— Your goal —
Pick out the lines below that include the string "series".

— Data listing —
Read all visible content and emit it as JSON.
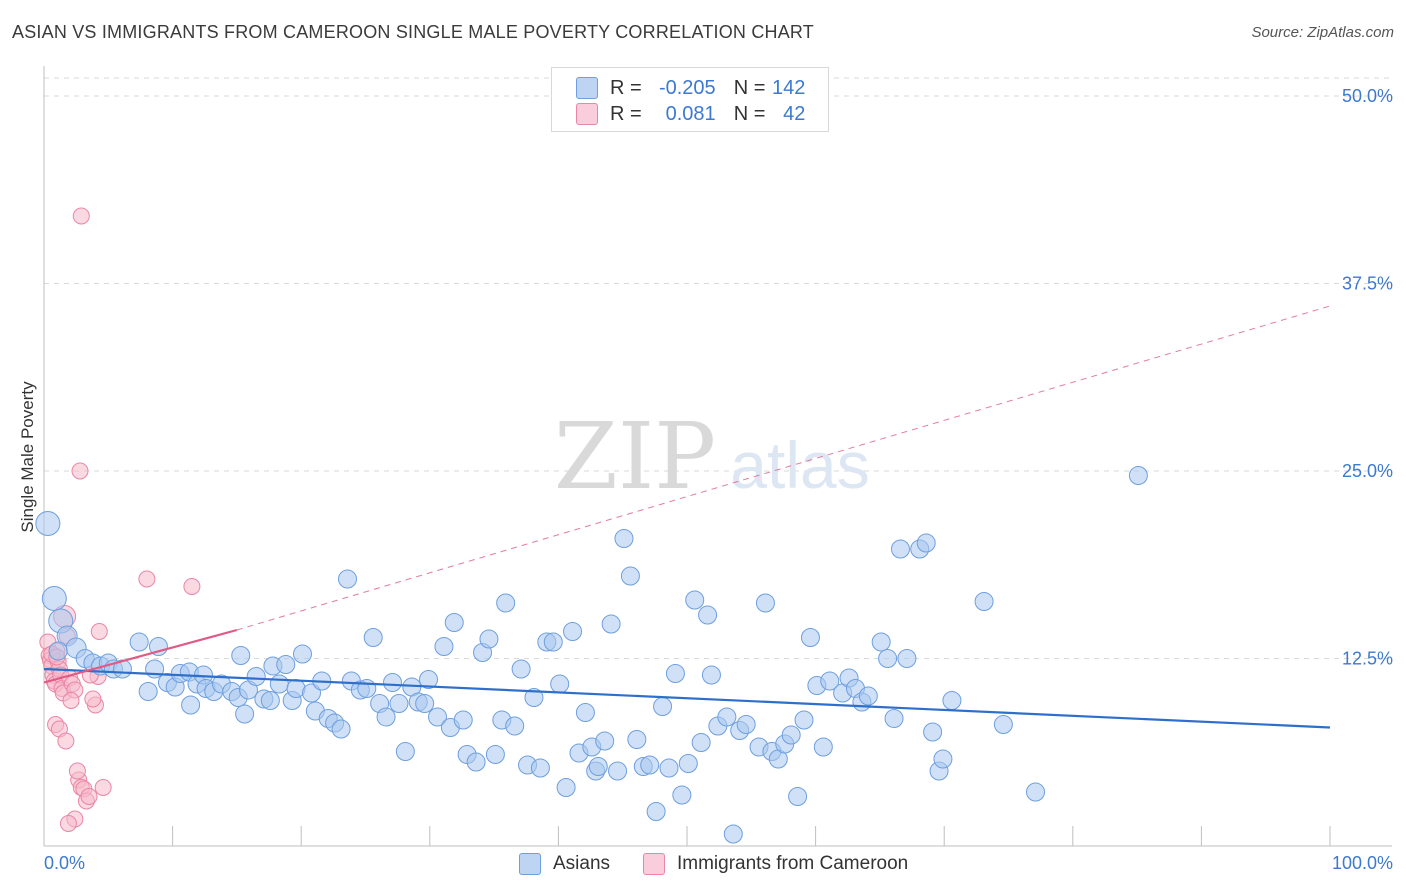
{
  "title": "ASIAN VS IMMIGRANTS FROM CAMEROON SINGLE MALE POVERTY CORRELATION CHART",
  "source": "Source: ZipAtlas.com",
  "watermark": {
    "zip": "ZIP",
    "atlas": "atlas"
  },
  "legend": {
    "r_label": "R =",
    "n_label": "N =",
    "rows": [
      {
        "series": "Asians",
        "r": "-0.205",
        "n": "142"
      },
      {
        "series": "Immigrants from Cameroon",
        "r": "0.081",
        "n": "42"
      }
    ]
  },
  "colors": {
    "asians_fill": "#a9c8f0",
    "asians_stroke": "#6e9fdf",
    "asians_line": "#2f6fcc",
    "cameroon_fill": "#f6b9cb",
    "cameroon_stroke": "#ea86a6",
    "cameroon_line": "#e05a86",
    "axis_label": "#3d79cf",
    "grid": "#d9d9d9"
  },
  "chart_data": {
    "type": "scatter",
    "title": "ASIAN VS IMMIGRANTS FROM CAMEROON SINGLE MALE POVERTY CORRELATION CHART",
    "xlabel": "",
    "ylabel": "Single Male Poverty",
    "xlim": [
      0,
      100
    ],
    "ylim": [
      0,
      50
    ],
    "x_tick_labels": [
      "0.0%",
      "100.0%"
    ],
    "y_ticks": [
      12.5,
      25.0,
      37.5,
      50.0
    ],
    "y_tick_labels": [
      "12.5%",
      "25.0%",
      "37.5%",
      "50.0%"
    ],
    "grid": "horizontal dashed",
    "legend_position": "top-center",
    "series": [
      {
        "name": "Asians",
        "r": -0.205,
        "n": 142,
        "trend": {
          "x": [
            0,
            100
          ],
          "y": [
            11.8,
            7.9
          ]
        },
        "points": [
          [
            0.3,
            21.5
          ],
          [
            0.8,
            16.5
          ],
          [
            1.3,
            15.0
          ],
          [
            1.8,
            14.0
          ],
          [
            2.5,
            13.2
          ],
          [
            3.2,
            12.5
          ],
          [
            3.8,
            12.2
          ],
          [
            4.4,
            12.0
          ],
          [
            5,
            12.2
          ],
          [
            5.4,
            11.8
          ],
          [
            6.1,
            11.8
          ],
          [
            7.4,
            13.6
          ],
          [
            8.1,
            10.3
          ],
          [
            8.6,
            11.8
          ],
          [
            8.9,
            13.3
          ],
          [
            9.6,
            10.9
          ],
          [
            10.2,
            10.6
          ],
          [
            10.6,
            11.5
          ],
          [
            11.3,
            11.6
          ],
          [
            11.4,
            9.4
          ],
          [
            11.9,
            10.8
          ],
          [
            12.4,
            11.4
          ],
          [
            12.6,
            10.5
          ],
          [
            13.2,
            10.3
          ],
          [
            13.8,
            10.8
          ],
          [
            14.6,
            10.3
          ],
          [
            15.1,
            9.9
          ],
          [
            15.3,
            12.7
          ],
          [
            15.6,
            8.8
          ],
          [
            15.9,
            10.4
          ],
          [
            16.5,
            11.3
          ],
          [
            17.1,
            9.8
          ],
          [
            17.6,
            9.7
          ],
          [
            17.8,
            12.0
          ],
          [
            18.3,
            10.8
          ],
          [
            18.8,
            12.1
          ],
          [
            19.3,
            9.7
          ],
          [
            19.6,
            10.5
          ],
          [
            20.1,
            12.8
          ],
          [
            20.8,
            10.2
          ],
          [
            21.1,
            9.0
          ],
          [
            21.6,
            11.0
          ],
          [
            22.1,
            8.5
          ],
          [
            22.6,
            8.2
          ],
          [
            23.1,
            7.8
          ],
          [
            23.6,
            17.8
          ],
          [
            23.9,
            11.0
          ],
          [
            24.6,
            10.4
          ],
          [
            25.1,
            10.5
          ],
          [
            25.6,
            13.9
          ],
          [
            26.1,
            9.5
          ],
          [
            26.6,
            8.6
          ],
          [
            27.1,
            10.9
          ],
          [
            27.6,
            9.5
          ],
          [
            28.1,
            6.3
          ],
          [
            28.6,
            10.6
          ],
          [
            29.1,
            9.6
          ],
          [
            29.6,
            9.5
          ],
          [
            29.9,
            11.1
          ],
          [
            30.6,
            8.6
          ],
          [
            31.1,
            13.3
          ],
          [
            31.6,
            7.9
          ],
          [
            31.9,
            14.9
          ],
          [
            32.6,
            8.4
          ],
          [
            32.9,
            6.1
          ],
          [
            33.6,
            5.6
          ],
          [
            34.1,
            12.9
          ],
          [
            34.6,
            13.8
          ],
          [
            35.1,
            6.1
          ],
          [
            35.6,
            8.4
          ],
          [
            35.9,
            16.2
          ],
          [
            36.6,
            8.0
          ],
          [
            37.1,
            11.8
          ],
          [
            37.6,
            5.4
          ],
          [
            38.1,
            9.9
          ],
          [
            38.6,
            5.2
          ],
          [
            39.1,
            13.6
          ],
          [
            39.6,
            13.6
          ],
          [
            40.1,
            10.8
          ],
          [
            40.6,
            3.9
          ],
          [
            41.1,
            14.3
          ],
          [
            41.6,
            6.2
          ],
          [
            42.1,
            8.9
          ],
          [
            42.6,
            6.6
          ],
          [
            42.9,
            5.0
          ],
          [
            43.1,
            5.3
          ],
          [
            43.6,
            7.0
          ],
          [
            44.1,
            14.8
          ],
          [
            44.6,
            5.0
          ],
          [
            45.1,
            20.5
          ],
          [
            45.6,
            18.0
          ],
          [
            46.1,
            7.1
          ],
          [
            46.6,
            5.3
          ],
          [
            47.1,
            5.4
          ],
          [
            47.6,
            2.3
          ],
          [
            48.1,
            9.3
          ],
          [
            48.6,
            5.2
          ],
          [
            49.1,
            11.5
          ],
          [
            49.6,
            3.4
          ],
          [
            50.1,
            5.5
          ],
          [
            50.6,
            16.4
          ],
          [
            51.1,
            6.9
          ],
          [
            51.6,
            15.4
          ],
          [
            51.9,
            11.4
          ],
          [
            52.4,
            8.0
          ],
          [
            53.1,
            8.6
          ],
          [
            53.6,
            0.8
          ],
          [
            54.1,
            7.7
          ],
          [
            54.6,
            8.1
          ],
          [
            55.6,
            6.6
          ],
          [
            56.1,
            16.2
          ],
          [
            56.6,
            6.3
          ],
          [
            57.1,
            5.8
          ],
          [
            57.6,
            6.8
          ],
          [
            58.1,
            7.4
          ],
          [
            58.6,
            3.3
          ],
          [
            59.1,
            8.4
          ],
          [
            59.6,
            13.9
          ],
          [
            60.1,
            10.7
          ],
          [
            60.6,
            6.6
          ],
          [
            61.1,
            11.0
          ],
          [
            62.1,
            10.2
          ],
          [
            62.6,
            11.2
          ],
          [
            63.1,
            10.5
          ],
          [
            63.6,
            9.6
          ],
          [
            64.1,
            10.0
          ],
          [
            65.1,
            13.6
          ],
          [
            65.6,
            12.5
          ],
          [
            66.1,
            8.5
          ],
          [
            66.6,
            19.8
          ],
          [
            67.1,
            12.5
          ],
          [
            68.1,
            19.8
          ],
          [
            68.6,
            20.2
          ],
          [
            69.1,
            7.6
          ],
          [
            69.6,
            5.0
          ],
          [
            69.9,
            5.8
          ],
          [
            70.6,
            9.7
          ],
          [
            73.1,
            16.3
          ],
          [
            74.6,
            8.1
          ],
          [
            77.1,
            3.6
          ],
          [
            85.1,
            24.7
          ],
          [
            1.1,
            13.0
          ]
        ]
      },
      {
        "name": "Immigrants from Cameroon",
        "r": 0.081,
        "n": 42,
        "trend": {
          "x": [
            0,
            15
          ],
          "y": [
            10.9,
            14.4
          ]
        },
        "trend_extended": {
          "x": [
            15,
            100
          ],
          "y": [
            14.4,
            36.0
          ]
        },
        "points": [
          [
            0.3,
            13.6
          ],
          [
            0.4,
            12.7
          ],
          [
            0.5,
            12.4
          ],
          [
            0.6,
            12.0
          ],
          [
            0.7,
            11.4
          ],
          [
            0.8,
            11.0
          ],
          [
            0.9,
            10.8
          ],
          [
            1.0,
            13.0
          ],
          [
            1.1,
            12.3
          ],
          [
            1.2,
            11.8
          ],
          [
            1.3,
            11.4
          ],
          [
            1.4,
            10.5
          ],
          [
            1.5,
            10.2
          ],
          [
            1.6,
            15.3
          ],
          [
            1.8,
            14.0
          ],
          [
            2.0,
            11.2
          ],
          [
            2.2,
            10.8
          ],
          [
            2.4,
            10.4
          ],
          [
            0.9,
            8.1
          ],
          [
            1.2,
            7.8
          ],
          [
            1.7,
            7.0
          ],
          [
            2.1,
            9.7
          ],
          [
            2.7,
            4.4
          ],
          [
            2.9,
            3.9
          ],
          [
            3.1,
            3.8
          ],
          [
            3.3,
            3.0
          ],
          [
            3.5,
            3.3
          ],
          [
            4.0,
            9.4
          ],
          [
            4.2,
            11.3
          ],
          [
            4.6,
            3.9
          ],
          [
            3.6,
            11.4
          ],
          [
            3.8,
            9.8
          ],
          [
            2.6,
            5.0
          ],
          [
            2.4,
            1.8
          ],
          [
            1.9,
            1.5
          ],
          [
            4.3,
            14.3
          ],
          [
            8.0,
            17.8
          ],
          [
            11.5,
            17.3
          ],
          [
            2.8,
            25.0
          ],
          [
            2.9,
            42.0
          ],
          [
            0.6,
            12.8
          ],
          [
            1.0,
            12.6
          ]
        ]
      }
    ]
  }
}
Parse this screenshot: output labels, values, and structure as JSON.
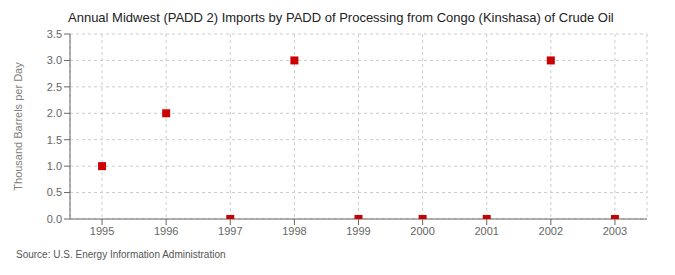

— Result —
        "series": "Asians",
        "series": "Immigrants from Cameroon",
    "series": [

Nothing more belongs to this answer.